● Request
Collect every line that includes the string "name".

● Task material

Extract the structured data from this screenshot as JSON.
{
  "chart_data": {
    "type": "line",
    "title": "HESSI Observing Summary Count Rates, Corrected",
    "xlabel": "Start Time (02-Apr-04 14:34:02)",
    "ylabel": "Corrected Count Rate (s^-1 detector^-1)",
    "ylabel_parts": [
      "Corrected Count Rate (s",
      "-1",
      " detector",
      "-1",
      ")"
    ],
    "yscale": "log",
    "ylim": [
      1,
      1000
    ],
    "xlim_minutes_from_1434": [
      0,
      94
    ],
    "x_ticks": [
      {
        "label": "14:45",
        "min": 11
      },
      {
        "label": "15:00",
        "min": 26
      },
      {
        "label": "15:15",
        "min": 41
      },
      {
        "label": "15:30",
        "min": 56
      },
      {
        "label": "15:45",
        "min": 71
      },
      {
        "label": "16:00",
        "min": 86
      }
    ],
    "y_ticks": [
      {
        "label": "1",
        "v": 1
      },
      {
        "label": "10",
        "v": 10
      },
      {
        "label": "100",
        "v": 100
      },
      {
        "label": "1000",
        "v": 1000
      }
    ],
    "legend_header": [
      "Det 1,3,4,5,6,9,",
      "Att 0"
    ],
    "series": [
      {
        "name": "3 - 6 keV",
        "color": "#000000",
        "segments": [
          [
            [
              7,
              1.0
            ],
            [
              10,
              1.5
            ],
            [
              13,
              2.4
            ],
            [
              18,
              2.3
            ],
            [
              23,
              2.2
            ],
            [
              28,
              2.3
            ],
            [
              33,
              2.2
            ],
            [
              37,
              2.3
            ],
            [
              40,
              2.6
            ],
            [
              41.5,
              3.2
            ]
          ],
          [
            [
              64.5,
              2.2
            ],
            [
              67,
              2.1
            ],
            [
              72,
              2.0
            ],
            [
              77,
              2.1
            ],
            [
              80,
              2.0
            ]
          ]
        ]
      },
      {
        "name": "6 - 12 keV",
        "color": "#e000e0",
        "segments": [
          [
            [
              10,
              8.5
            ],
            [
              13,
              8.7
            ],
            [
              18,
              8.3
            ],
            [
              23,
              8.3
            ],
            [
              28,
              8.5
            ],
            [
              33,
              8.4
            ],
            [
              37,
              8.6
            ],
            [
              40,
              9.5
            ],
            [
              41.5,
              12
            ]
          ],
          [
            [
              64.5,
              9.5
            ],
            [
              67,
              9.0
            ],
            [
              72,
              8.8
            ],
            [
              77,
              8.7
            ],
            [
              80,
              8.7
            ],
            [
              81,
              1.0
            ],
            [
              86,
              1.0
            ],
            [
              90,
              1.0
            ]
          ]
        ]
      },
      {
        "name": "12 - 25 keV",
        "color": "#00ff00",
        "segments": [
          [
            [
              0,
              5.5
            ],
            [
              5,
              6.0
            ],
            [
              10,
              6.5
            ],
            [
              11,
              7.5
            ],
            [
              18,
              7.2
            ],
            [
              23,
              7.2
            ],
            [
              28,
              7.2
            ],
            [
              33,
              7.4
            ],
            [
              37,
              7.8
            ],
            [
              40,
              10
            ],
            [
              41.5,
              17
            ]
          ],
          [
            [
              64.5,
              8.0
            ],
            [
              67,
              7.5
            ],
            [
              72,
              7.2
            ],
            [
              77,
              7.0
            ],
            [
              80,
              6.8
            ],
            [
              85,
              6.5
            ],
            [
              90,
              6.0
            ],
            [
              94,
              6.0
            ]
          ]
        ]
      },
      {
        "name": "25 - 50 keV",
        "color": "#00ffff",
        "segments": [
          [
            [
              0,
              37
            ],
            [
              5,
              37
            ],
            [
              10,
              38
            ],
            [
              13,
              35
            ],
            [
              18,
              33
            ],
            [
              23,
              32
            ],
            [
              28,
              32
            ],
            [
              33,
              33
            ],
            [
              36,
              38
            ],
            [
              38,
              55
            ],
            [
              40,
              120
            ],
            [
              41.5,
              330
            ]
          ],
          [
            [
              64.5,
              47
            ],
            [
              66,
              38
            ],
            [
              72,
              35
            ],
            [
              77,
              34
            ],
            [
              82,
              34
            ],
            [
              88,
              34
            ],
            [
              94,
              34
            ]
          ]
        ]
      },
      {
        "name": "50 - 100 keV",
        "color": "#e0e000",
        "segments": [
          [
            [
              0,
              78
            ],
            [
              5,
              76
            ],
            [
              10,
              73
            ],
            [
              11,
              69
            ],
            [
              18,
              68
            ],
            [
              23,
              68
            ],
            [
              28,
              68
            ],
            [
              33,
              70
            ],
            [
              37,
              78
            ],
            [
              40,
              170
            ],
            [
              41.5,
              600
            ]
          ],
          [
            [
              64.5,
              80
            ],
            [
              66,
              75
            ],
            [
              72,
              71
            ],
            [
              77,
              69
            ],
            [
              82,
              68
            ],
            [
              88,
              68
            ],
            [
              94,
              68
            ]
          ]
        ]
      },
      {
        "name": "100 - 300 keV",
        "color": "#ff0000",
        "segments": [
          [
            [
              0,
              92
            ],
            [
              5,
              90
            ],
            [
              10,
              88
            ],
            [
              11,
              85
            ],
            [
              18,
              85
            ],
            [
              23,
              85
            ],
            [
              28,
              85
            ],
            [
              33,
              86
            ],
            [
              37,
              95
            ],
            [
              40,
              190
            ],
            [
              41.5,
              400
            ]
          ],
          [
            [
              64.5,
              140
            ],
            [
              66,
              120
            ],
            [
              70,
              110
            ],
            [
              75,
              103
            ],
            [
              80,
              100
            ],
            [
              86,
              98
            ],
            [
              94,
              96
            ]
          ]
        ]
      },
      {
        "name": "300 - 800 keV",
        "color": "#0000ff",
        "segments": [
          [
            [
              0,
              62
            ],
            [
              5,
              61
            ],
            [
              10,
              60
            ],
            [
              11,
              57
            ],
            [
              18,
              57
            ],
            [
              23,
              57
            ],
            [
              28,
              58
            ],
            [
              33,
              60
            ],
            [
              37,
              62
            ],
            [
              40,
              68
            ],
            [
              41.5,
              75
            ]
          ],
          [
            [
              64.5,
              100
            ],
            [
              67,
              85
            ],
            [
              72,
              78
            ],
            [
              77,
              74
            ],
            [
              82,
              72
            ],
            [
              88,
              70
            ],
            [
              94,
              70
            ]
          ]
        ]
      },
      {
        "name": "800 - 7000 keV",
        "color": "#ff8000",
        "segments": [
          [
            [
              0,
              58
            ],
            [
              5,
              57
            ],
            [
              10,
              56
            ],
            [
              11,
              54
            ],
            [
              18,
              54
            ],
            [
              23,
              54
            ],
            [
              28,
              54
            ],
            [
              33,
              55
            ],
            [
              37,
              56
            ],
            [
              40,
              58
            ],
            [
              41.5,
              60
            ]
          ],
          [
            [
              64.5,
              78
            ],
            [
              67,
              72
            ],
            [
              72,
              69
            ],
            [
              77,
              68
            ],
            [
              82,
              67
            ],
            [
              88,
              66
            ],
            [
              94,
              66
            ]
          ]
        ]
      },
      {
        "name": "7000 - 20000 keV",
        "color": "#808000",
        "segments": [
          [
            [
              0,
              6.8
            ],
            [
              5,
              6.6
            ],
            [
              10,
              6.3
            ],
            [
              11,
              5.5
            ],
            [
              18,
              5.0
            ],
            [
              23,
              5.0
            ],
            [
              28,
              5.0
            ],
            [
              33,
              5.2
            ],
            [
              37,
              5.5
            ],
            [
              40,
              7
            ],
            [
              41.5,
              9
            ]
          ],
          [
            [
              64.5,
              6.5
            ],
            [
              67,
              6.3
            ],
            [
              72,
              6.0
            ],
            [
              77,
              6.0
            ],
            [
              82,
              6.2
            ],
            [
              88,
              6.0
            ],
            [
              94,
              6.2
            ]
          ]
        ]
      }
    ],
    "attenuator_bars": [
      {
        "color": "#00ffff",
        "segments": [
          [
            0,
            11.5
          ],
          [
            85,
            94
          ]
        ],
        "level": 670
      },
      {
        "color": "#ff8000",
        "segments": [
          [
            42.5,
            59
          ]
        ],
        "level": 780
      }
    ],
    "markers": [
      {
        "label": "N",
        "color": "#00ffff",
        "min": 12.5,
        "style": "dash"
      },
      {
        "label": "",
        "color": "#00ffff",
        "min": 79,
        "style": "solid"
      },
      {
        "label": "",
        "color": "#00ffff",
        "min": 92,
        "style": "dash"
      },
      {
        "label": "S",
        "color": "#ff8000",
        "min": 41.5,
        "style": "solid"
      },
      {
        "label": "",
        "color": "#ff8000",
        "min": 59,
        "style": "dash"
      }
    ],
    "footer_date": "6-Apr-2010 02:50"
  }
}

● In response
        "name": "3 - 6 keV",
        "name": "6 - 12 keV",
        "name": "12 - 25 keV",
        "name": "25 - 50 keV",
        "name": "50 - 100 keV",
        "name": "100 - 300 keV",
        "name": "300 - 800 keV",
        "name": "800 - 7000 keV",
        "name": "7000 - 20000 keV",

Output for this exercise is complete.